Выбранный отрывок ->
------------------------------------------------------------------------

423. По–видимому, «голубель» — неологизм С.Есенина. В 1916 году им подготовлен к печати стихотворный сборник «Голубень». Имеется и стихотворение «Голубель», датируемое 18 января 1917 года — днем передачи поэтом рукописи в петроградский «Ежемесячный журнал».
424. Термины «фонема», «морфема» и «семема» употребляются у Флоренского в значениях, отличных от терминологического обихода современной лингвистики (в котором все три слова обозначают неразложимые «атомы» речи в ее звуковом, грамматическом и смысловом аспектах). Для Флоренского, как и для Шпета («Эстетические фрагменты», II, Пг., 1923) или для А.Ф.Лосева («Философия имени», М., 1927), «фонема» — это целостный звуковой облик слова (по дефиниции Лосева — «определенная совокупность <…> членораздельных звуков, произносимых человеческим голосом, определенная объединенность их в цельные и законченные группы». См. «Философия имени», стр. 33); соответственно употребляются и оба других термина.

------------------------------------------------------------------------

Задание ->
Переведите на английский язык предложение из выбранного отрывка: «Имеется и стихотворение «Голубель», датируемое 18 января 1917 года — днем передачи поэтом рукописи в петроградский «Ежемесячный журнал».»

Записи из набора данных
------------------------------------------------------------------------

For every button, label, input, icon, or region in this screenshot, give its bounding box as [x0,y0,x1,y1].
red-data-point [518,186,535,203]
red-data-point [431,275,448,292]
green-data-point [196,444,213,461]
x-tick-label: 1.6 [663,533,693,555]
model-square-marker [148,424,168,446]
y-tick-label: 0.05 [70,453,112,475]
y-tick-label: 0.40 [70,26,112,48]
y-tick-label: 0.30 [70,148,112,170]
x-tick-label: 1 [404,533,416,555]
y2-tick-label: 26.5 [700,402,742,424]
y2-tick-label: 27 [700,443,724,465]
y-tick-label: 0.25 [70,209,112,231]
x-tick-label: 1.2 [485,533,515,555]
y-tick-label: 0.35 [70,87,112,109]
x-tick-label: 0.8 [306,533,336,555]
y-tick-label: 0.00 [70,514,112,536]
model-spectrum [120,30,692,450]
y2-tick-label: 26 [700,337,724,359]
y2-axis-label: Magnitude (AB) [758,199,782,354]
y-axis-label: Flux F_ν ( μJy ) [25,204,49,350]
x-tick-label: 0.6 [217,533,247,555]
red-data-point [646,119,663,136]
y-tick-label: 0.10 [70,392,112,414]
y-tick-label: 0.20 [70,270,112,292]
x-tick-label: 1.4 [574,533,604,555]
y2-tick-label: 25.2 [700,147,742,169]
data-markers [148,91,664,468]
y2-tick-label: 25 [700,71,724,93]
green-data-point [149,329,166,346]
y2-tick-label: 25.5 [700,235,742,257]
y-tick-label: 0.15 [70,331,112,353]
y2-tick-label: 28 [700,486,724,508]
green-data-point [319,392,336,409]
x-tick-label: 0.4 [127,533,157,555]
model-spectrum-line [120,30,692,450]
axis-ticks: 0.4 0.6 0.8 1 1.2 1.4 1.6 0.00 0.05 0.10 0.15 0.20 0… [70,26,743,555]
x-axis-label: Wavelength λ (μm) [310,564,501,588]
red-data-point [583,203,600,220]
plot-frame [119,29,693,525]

------------------------------------------------------------------------

Полный ответ ->
There is also a poem, "Golubel," dated January 18, 1917, the day the poet handed the manuscript over to the Petrograd "Monthly Journal."